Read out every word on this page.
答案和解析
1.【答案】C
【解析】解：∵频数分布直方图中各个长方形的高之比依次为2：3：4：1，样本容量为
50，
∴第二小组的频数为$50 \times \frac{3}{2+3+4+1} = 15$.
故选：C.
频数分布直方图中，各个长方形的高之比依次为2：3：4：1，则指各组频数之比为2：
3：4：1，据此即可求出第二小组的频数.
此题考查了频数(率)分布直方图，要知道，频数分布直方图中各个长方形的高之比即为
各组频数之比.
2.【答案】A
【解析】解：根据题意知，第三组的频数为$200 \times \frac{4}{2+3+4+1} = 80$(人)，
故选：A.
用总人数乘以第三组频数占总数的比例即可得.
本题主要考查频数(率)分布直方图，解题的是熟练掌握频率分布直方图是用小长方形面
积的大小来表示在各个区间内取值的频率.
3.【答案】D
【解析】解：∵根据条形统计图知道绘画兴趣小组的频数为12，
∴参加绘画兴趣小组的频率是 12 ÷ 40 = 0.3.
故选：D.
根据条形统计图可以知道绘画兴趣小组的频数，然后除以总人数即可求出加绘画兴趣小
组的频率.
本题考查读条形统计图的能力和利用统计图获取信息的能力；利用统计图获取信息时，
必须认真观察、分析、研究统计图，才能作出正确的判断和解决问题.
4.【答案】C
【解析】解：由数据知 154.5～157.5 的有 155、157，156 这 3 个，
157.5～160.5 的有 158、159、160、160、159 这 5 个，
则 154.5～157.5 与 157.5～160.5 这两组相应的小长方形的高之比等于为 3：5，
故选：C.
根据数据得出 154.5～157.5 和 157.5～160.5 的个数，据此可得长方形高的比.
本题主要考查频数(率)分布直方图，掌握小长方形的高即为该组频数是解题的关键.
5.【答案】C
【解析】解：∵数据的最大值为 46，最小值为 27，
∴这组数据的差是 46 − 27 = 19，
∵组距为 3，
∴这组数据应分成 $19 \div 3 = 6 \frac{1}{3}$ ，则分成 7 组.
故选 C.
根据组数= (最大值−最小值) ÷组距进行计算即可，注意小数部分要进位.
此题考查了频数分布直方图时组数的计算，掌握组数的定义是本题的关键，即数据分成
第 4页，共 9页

++++++++++++++++++++

Goal
Transcribe every entry exactly.

Finished answer
Read out every word on this page.
答案和解析
1.【答案】C
【解析】解：∵频数分布直方图中各个长方形的高之比依次为2：3：4：1，样本容量为
50，
∴第二小组的频数为$50 \times \frac{3}{2+3+4+1} = 15$.
故选：C.
频数分布直方图中，各个长方形的高之比依次为2：3：4：1，则指各组频数之比为2：
3：4：1，据此即可求出第二小组的频数.
此题考查了频数(率)分布直方图，要知道，频数分布直方图中各个长方形的高之比即为
各组频数之比.
2.【答案】A
【解析】解：根据题意知，第三组的频数为$200 \times \frac{4}{2+3+4+1} = 80$(人)，
故选：A.
用总人数乘以第三组频数占总数的比例即可得.
本题主要考查频数(率)分布直方图，解题的是熟练掌握频率分布直方图是用小长方形面
积的大小来表示在各个区间内取值的频率.
3.【答案】D
【解析】解：∵根据条形统计图知道绘画兴趣小组的频数为12，
∴参加绘画兴趣小组的频率是 12 ÷ 40 = 0.3.
故选：D.
根据条形统计图可以知道绘画兴趣小组的频数，然后除以总人数即可求出加绘画兴趣小
组的频率.
本题考查读条形统计图的能力和利用统计图获取信息的能力；利用统计图获取信息时，
必须认真观察、分析、研究统计图，才能作出正确的判断和解决问题.
4.【答案】C
【解析】解：由数据知 154.5～157.5 的有 155、157，156 这 3 个，
157.5～160.5 的有 158、159、160、160、159 这 5 个，
则 154.5～157.5 与 157.5～160.5 这两组相应的小长方形的高之比等于为 3：5，
故选：C.
根据数据得出 154.5～157.5 和 157.5～160.5 的个数，据此可得长方形高的比.
本题主要考查频数(率)分布直方图，掌握小长方形的高即为该组频数是解题的关键.
5.【答案】C
【解析】解：∵数据的最大值为 46，最小值为 27，
∴这组数据的差是 46 − 27 = 19，
∵组距为 3，
∴这组数据应分成 $19 \div 3 = 6 \frac{1}{3}$ ，则分成 7 组.
故选 C.
根据组数= (最大值−最小值) ÷组距进行计算即可，注意小数部分要进位.
此题考查了频数分布直方图时组数的计算，掌握组数的定义是本题的关键，即数据分成
第 4页，共 9页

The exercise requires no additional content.